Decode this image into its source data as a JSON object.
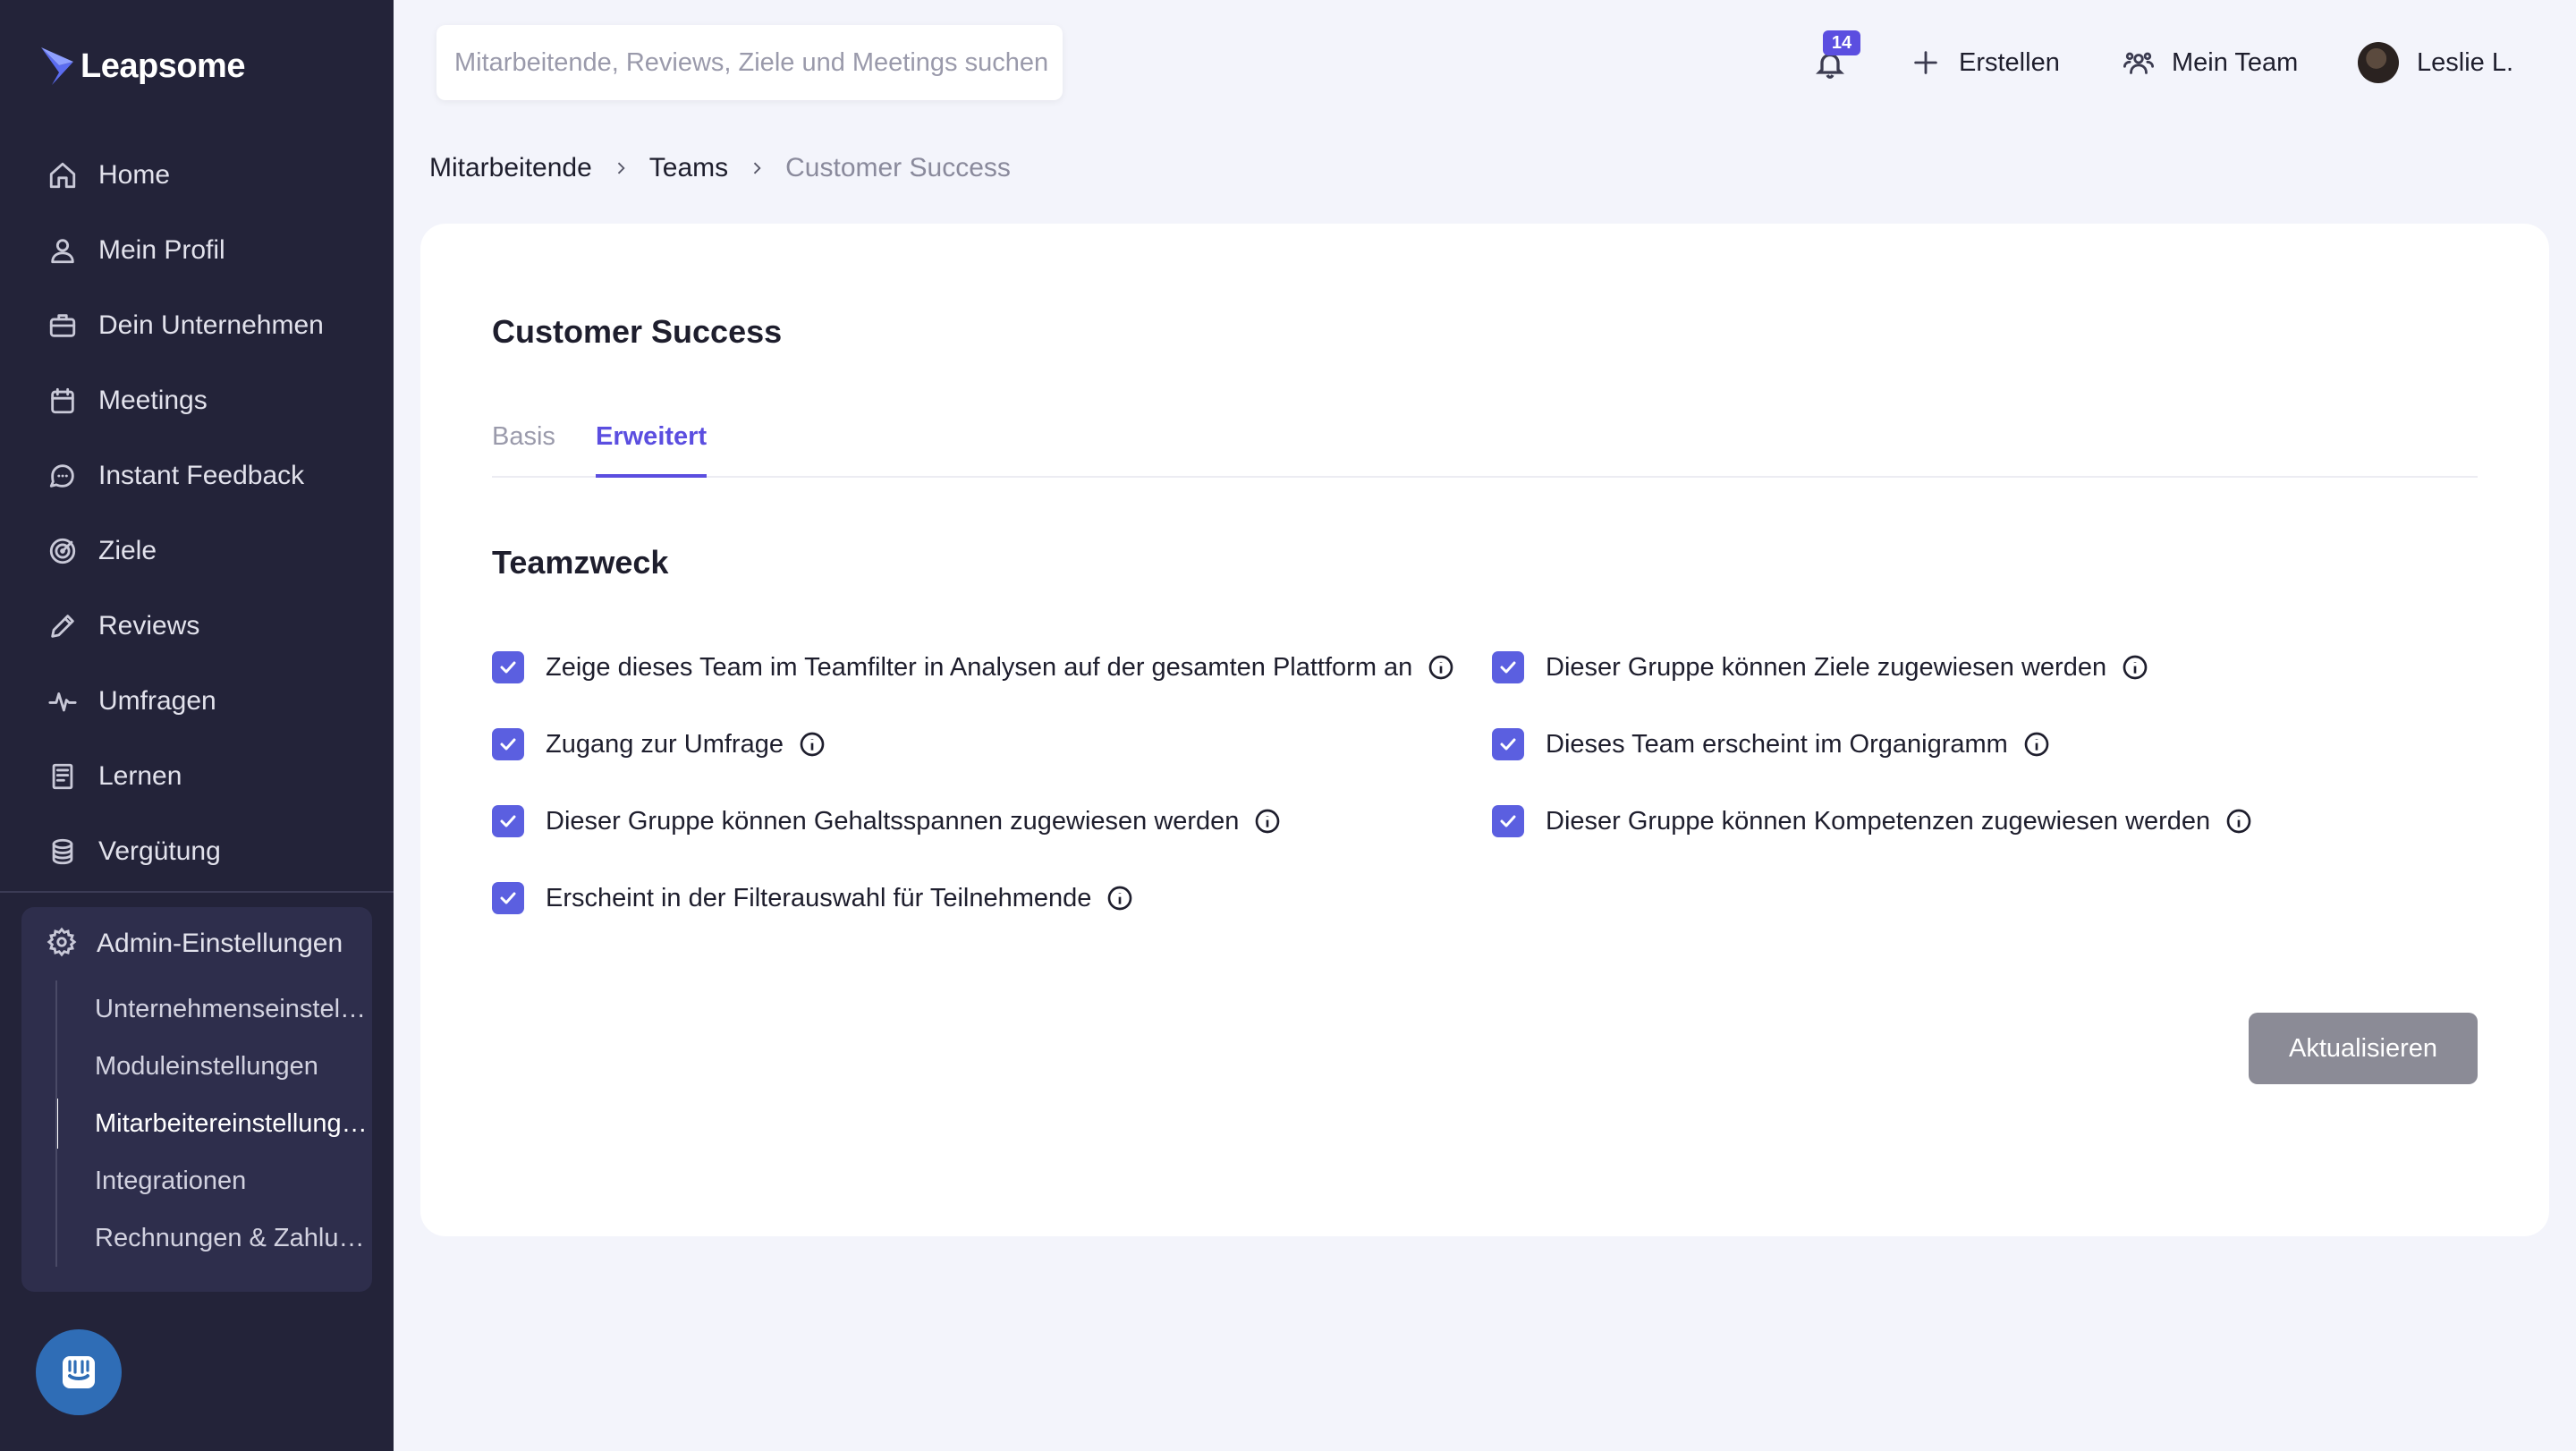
{
  "app": {
    "name": "Leapsome"
  },
  "sidebar": {
    "items": [
      {
        "label": "Home",
        "icon": "home-icon"
      },
      {
        "label": "Mein Profil",
        "icon": "user-icon"
      },
      {
        "label": "Dein Unternehmen",
        "icon": "briefcase-icon"
      },
      {
        "label": "Meetings",
        "icon": "calendar-icon"
      },
      {
        "label": "Instant Feedback",
        "icon": "chat-bubble-icon"
      },
      {
        "label": "Ziele",
        "icon": "target-icon"
      },
      {
        "label": "Reviews",
        "icon": "pencil-icon"
      },
      {
        "label": "Umfragen",
        "icon": "pulse-icon"
      },
      {
        "label": "Lernen",
        "icon": "book-icon"
      },
      {
        "label": "Vergütung",
        "icon": "coins-icon"
      }
    ],
    "admin": {
      "label": "Admin-Einstellungen",
      "icon": "gear-icon",
      "subitems": [
        {
          "label": "Unternehmenseinstellungen",
          "active": false
        },
        {
          "label": "Moduleinstellungen",
          "active": false
        },
        {
          "label": "Mitarbeitereinstellungen",
          "active": true
        },
        {
          "label": "Integrationen",
          "active": false
        },
        {
          "label": "Rechnungen & Zahlungen",
          "active": false
        }
      ]
    }
  },
  "topbar": {
    "search_placeholder": "Mitarbeitende, Reviews, Ziele und Meetings suchen",
    "notifications_count": "14",
    "create_label": "Erstellen",
    "team_label": "Mein Team",
    "user_name": "Leslie L."
  },
  "breadcrumb": [
    "Mitarbeitende",
    "Teams",
    "Customer Success"
  ],
  "card": {
    "title": "Customer Success",
    "tabs": [
      {
        "label": "Basis",
        "active": false
      },
      {
        "label": "Erweitert",
        "active": true
      }
    ],
    "section_title": "Teamzweck",
    "checkboxes_left": [
      {
        "label": "Zeige dieses Team im Teamfilter in Analysen auf der gesamten Plattform an",
        "checked": true
      },
      {
        "label": "Zugang zur Umfrage",
        "checked": true
      },
      {
        "label": "Dieser Gruppe können Gehaltsspannen zugewiesen werden",
        "checked": true
      },
      {
        "label": "Erscheint in der Filterauswahl für Teilnehmende",
        "checked": true
      }
    ],
    "checkboxes_right": [
      {
        "label": "Dieser Gruppe können Ziele zugewiesen werden",
        "checked": true
      },
      {
        "label": "Dieses Team erscheint im Organigramm",
        "checked": true
      },
      {
        "label": "Dieser Gruppe können Kompetenzen zugewiesen werden",
        "checked": true
      }
    ],
    "submit_label": "Aktualisieren"
  },
  "colors": {
    "sidebar_bg": "#232339",
    "accent": "#5b4ee0",
    "checkbox": "#5b5fe0",
    "disabled_button": "#8b8b96",
    "chat_button": "#2f6db6"
  }
}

-.-.-

* [WHAT IS REQUIRED] Answer only with how many lines in the records include "Mein".

* [ANSWER TO THE EXERCISE] 2